* Tugas yang diberikan 1: Tentukan apakah setiap pernyataan berikut sesuai dengan teks tentang budaya populer di bawah. Jawab ya atau tidak, lalu kutip kata-kata dari teks yang menjadi penentunya. (a) Istilah pop kalcer berasal dari kata popular dan culture. (b) Pop kalcer biasanya tumbuh dan besar karena pengaruh media yang cukup masif. (c) Bahasa termasuk produk pop kalcer yang berbentuk tangible.
* Tugas yang diberikan 2: Menurut Yasraf Amir Piliang dalam teks tentang budaya populer di bawah, budaya populer akan membuat masyarakat berpikir seperti apa?
* Tugas yang diberikan 3: Lanjutkan teks tentang budaya populer di bawah, dimulai setelah kalimat terakhirnya.
━━━ Teks yang diberikan
Budaya populer seringkali menghadirkan berita, fenomena maupun peristiwa sosial baru yang timbul dan tenggelam. Begitu banyak contoh yang tidak bisa disebutkan karena terlalu banyak berita, fenomena maupun peristiwa sosial yang berujung kepada permintaan maaf antara satu pihak dengan pihak lainnya.

Pop Kalcer
Budaya Populer atau sering juga disebut dengan Budaya Pop atau belakangan disebut dengan pop kalcer (berasal dari kata popular dan culture) adalah berita, fenomena maupun peristiwa sosial yang dibangun oleh orang perorang maupun kelompok yang juga bisa dinikmati oleh khalayak ramai.

Ketika berita, fenomena maupun peristiwa sosial sudah dinikmati kemudian dilakukan imitasi maka pop kalcer sudah hadir dalam ruang-ruang pribadi. Tak berbeda jauh dengan Yasraf Amir Piliang, menurutnya budaya populer akan membuat masyarakat berpikir populer.

Karena berpikir populer, maka mereka akan mengikuti standar massa yang kemudian mengantarkan masyarakat pada proses imitasi terkait tren yang terjadi. Dan karena secara tidak langsung dipaksa menjadi seorang peniru, hal tersebut juga akan berpengaruh terhadap konsep diri mereka sendiri. Biasanya pop kalcer tumbuh dan besar karena pengaruh media yang cukup masif.

Pop kalcer biasa digunakan oleh para kuasa kapital untuk memberikan efek adiktif pada produk-produk yang dihasilkan kepada para pelanggannya. Membuat ekosistem yang mampu memberikan amplifikasi pada produk yang dihasilkan oleh kuasa modal.

Produk pop kalcer biasanya dalam bentuk tangible seperti pakaian, barang-barang yang bersifat sekunder dan tersier maupun intangible seperti bahasa, gaya hidup, perilaku sosial dan lain sebagainya.

Contohnya K-Pop (budaya korea) yang mampu mengubah gaya hidup dan perilaku sosial, anime (budaya jepang) yang mampu memberikan perubahan pada perilaku pendukungnya, merupakan contoh dari pemanfaatan pop kalcer dalam upayanya melakukan amplifikasi terhadap modal yang dikeluarkan agar mendapat return yang sepadan.

Otoritas Ilmu Pengetahuan
Maraknya penggunaan media sosial sebagai konsekuensi logis gerakan revolusi industri 4.0, hadirnya Internet of Thing dan kemunculan artificial intelligent memang menambah constraints baru dalam menjaga harmonisasi interaksi ruang publik.

Pop kalcer yang muncul sebagai berita, fenomena maupun peristiwa sosial juga menjadi wajah baru dalam membangun pengaruh pada persepsi setiap individu. Bermunculannya para influencer dengan story telling-nya di ruang-ruang podcast dan media sosial memberikan kegamangan baru bagi memudarkan kebenaran esensial.
━━━━━━
━━━ Daftar entri
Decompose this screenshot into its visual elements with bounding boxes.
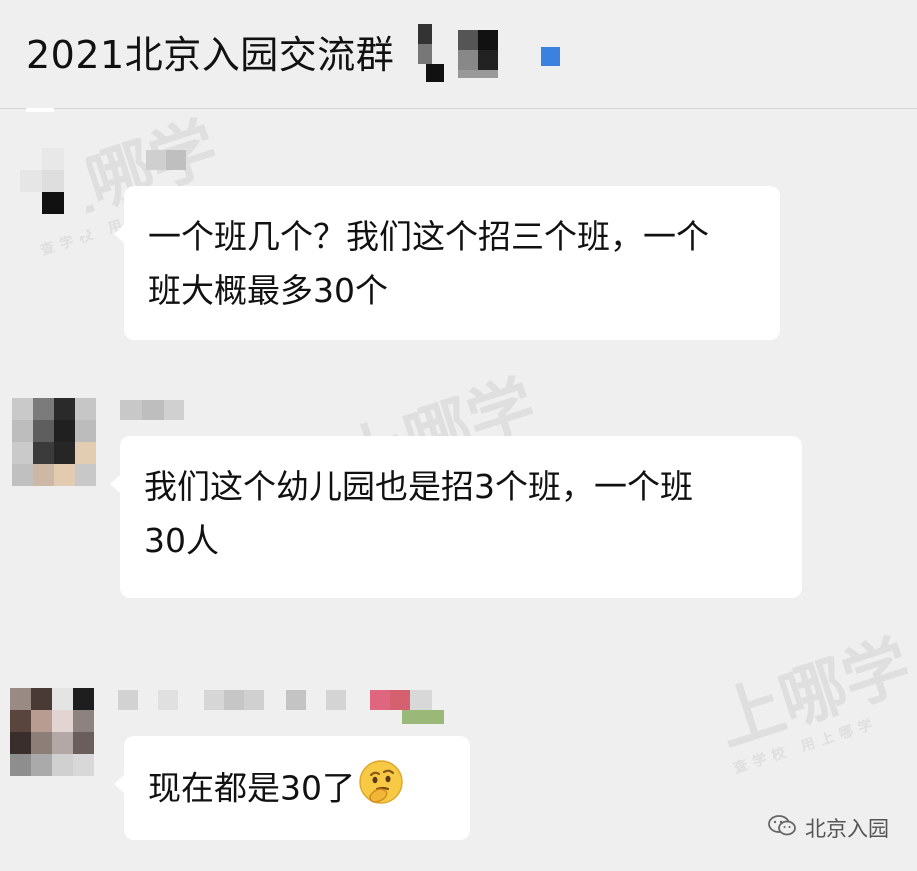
- watermark: 上哪学 查学校 用上哪学: [707, 626, 917, 777]
- message-bubble[interactable]: 我们这个幼儿园也是招3个班，一个班 30人: [110, 436, 802, 598]
- message-text: 现在都是30了: [148, 758, 450, 822]
- chat-title[interactable]: 2021北京入园交流群: [26, 24, 394, 79]
- sender-name-blurred: [118, 690, 432, 710]
- avatar[interactable]: [10, 688, 94, 776]
- avatar[interactable]: [20, 148, 86, 236]
- footer-account[interactable]: 北京入园: [767, 813, 889, 843]
- message-bubble[interactable]: 现在都是30了: [114, 736, 470, 840]
- sender-name-blurred: [146, 150, 186, 170]
- blue-square-indicator: [541, 47, 560, 66]
- avatar[interactable]: [12, 398, 96, 486]
- message-text: 我们这个幼儿园也是招3个班，一个班 30人: [144, 467, 693, 560]
- footer-label: 北京入园: [805, 817, 889, 841]
- chat-header: 2021北京入园交流群: [0, 0, 917, 109]
- message-text: 一个班几个？我们这个招三个班，一个 班大概最多30个: [148, 217, 709, 310]
- name-blur-green: [402, 710, 444, 724]
- header-divider-mark: [26, 108, 54, 112]
- message-bubble[interactable]: 一个班几个？我们这个招三个班，一个 班大概最多30个: [114, 186, 780, 340]
- thinking-face-emoji: [357, 758, 405, 822]
- sender-name-blurred: [120, 400, 184, 420]
- wechat-icon: [767, 814, 797, 843]
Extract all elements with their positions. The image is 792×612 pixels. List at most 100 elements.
━━━━━━
* Jawaban yang diharapkan 1:
(a) Ya: "berasal dari kata popular dan culture".
(b) Ya: "Biasanya pop kalcer tumbuh dan besar karena pengaruh media yang cukup masif."
(c) Tidak: "maupun intangible seperti bahasa, gaya hidup, perilaku sosial dan lain sebagainya".

* Jawaban yang diharapkan 2: Budaya populer akan membuat masyarakat berpikir populer.

* Jawaban yang diharapkan 3:
Seolah-olah ada otoritas baru dalam membangun narasi tentang estetika, etika dan logika. Kegamangan yang hadir pada ruang publik menimbulkan pendangkalan secara massif sehingga kebenaran esensial seolah memudar cenderung hilang.

Dahulu kearifan lokal mungkin dibangun dari narasi dongeng-dongeng dan cerita rakyat sebagai upaya untuk mengkomunikasi gagasan untuk melakukan harmonisasi ruang-ruang publik. Penghormatan kepada manusia, pohon, hewan, gunung, laut, sungai, hewan dibungkus apik lewat dongeng dan cerita rakyat yang cukup efektif dalam membangun keteraturan sosial pada ruang publik.

Pertanyaannya adalah apakah konteks hari ini dongeng dan cerita rakyat itu masih relevan, tentu perlu dielaborasi lebih jauh. Dongeng dan cerita rakyat perlu kita sesuaikan dengan konteks kekinian yang kondisinya berbeda jauh dari masyarakat dahulu.

Perlu ada perubahan yang signifikan dalam menghadirkan percakapan ruang publik yang konstruktif dan produktif. Ilmu pengetahuan sebagai basis yang fundamental dalam percakapan konteks kekinian mesti mengisi percakapan ruang publik diberbagai kanal.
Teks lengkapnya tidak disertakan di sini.